#### AANGELEVERD FRAGMENT ####

De liberale partij heeft in het verleden een migratieverhaal gebracht dat -kort door de bocht gesteld – een light versie was van die van onze politieke tegenstanders. Streng maar rechtvaardig was het laatste decennium het credo. Maar je kan natuurlijk niet rechtvaardig zijn als er geen rechtvaardige regels zijn, laat staan een coherent en afdoend regelgevend kader. Met dit discours hebben we onze politieke tegenstanders sterker gemaakt, die dan weer in hun beloften faalden. Waardoor alleen extreem-rechts erop kapitaliseert.
In de context van de steeds prominentere Elchardus-as moeten Liberalen zich herpositioneren. Het huidige kiespubliek staat positiever tegenover migratie, maar ook bij het kiespotentieel voor Liberalen– waaronder veel ex-kiezers - kan een goed uitgevoerd economisch verhaal rond migratie overtuigen. Na het raadplegen van diverse experten en het meevolgen van parlementaire werkzaamheden omtrent mensensmokkel en mensenhandel stel ik een liberaal alternatief voor: de Belgische Blue Card.
Wat is er fout met het systeem?
Vandaag de dag zijn er vier ‘heldere’ redenen om in België verblijfsrecht te krijgen. Je moet uit écht oorlogsgebied komen, trouwen, zwaar ziek zijn en in het land van herkomst geen perspectief op een behandeling hebben, of een échte high-potential zijn. Iemand die vlucht van een dreigende bendeoorlog bijvoorbeeld, valt binnen de huidige wettige context buiten toelaatbare migratieredenen. Het systeem heeft dermate grote gaten dat we ook geconfronteerd worden met diverse vormen van misbruik: denk maar aan de problematiek van schijnhuwelijken.
Er is intussen de Europese Blue card, voor migratie van buiten de EU, waarbij een arbeidsovereenkomst 1 jaar of onbepaalde duur van 54.000 EUR en meer alsook een scholing van meer dan 3 jaar hoger onderwijs gevraagd wordt. Van dit systeem worden asielaanvragers uitgesloten. Zij moeten buiten de arbeidsmarkt blijven staan. Werkgevers geven dan weer aan dat het systeem te log en te traag is.
Bij subsidiaire bescherming doet men dan weer een beoordeling van een toekomstig risico : dit is puur speculatief. In de praktijk zien we dat Afghanen nog steeds teruggestuurd worden, ook al is de Taliban nu opnieuw aan de macht en dreigt daar op korte termijn een hongersnood te ontstaan.

#### GEGEVENSREGELS ####

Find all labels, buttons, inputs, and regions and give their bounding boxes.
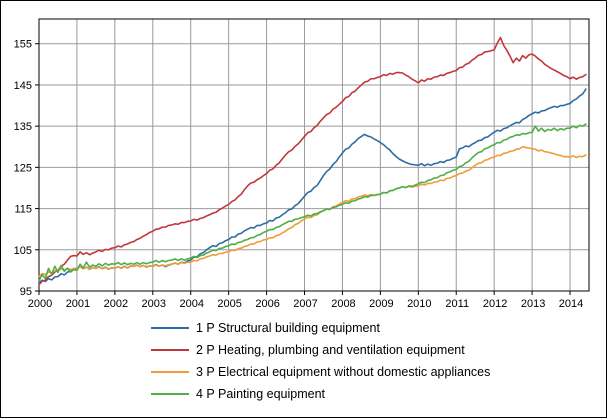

####

# VEREISTE HANDELINGEN
A – Neem uit het fragment over migratie de passage van "Wat is er fout" tot en met "problematiek van schijnhuwelijken." letterlijk over.
B – Hoe luidt de zin "Werkgevers geven dan weer aan dat het systeem te log en te traag is." uit het fragment over migratie in het Engels?

# RESULTATEN PER TAAK
A –
Wat is er fout met het systeem?
Vandaag de dag zijn er vier ‘heldere’ redenen om in België verblijfsrecht te krijgen. Je moet uit écht oorlogsgebied komen, trouwen, zwaar ziek zijn en in het land van herkomst geen perspectief op een behandeling hebben, of een échte high-potential zijn. Iemand die vlucht van een dreigende bendeoorlog bijvoorbeeld, valt binnen de huidige wettige context buiten toelaatbare migratieredenen. Het systeem heeft dermate grote gaten dat we ook geconfronteerd worden met diverse vormen van misbruik: denk maar aan de problematiek van schijnhuwelijken.

B – Employers, in turn, indicate that the system is too cumbersome and too slow.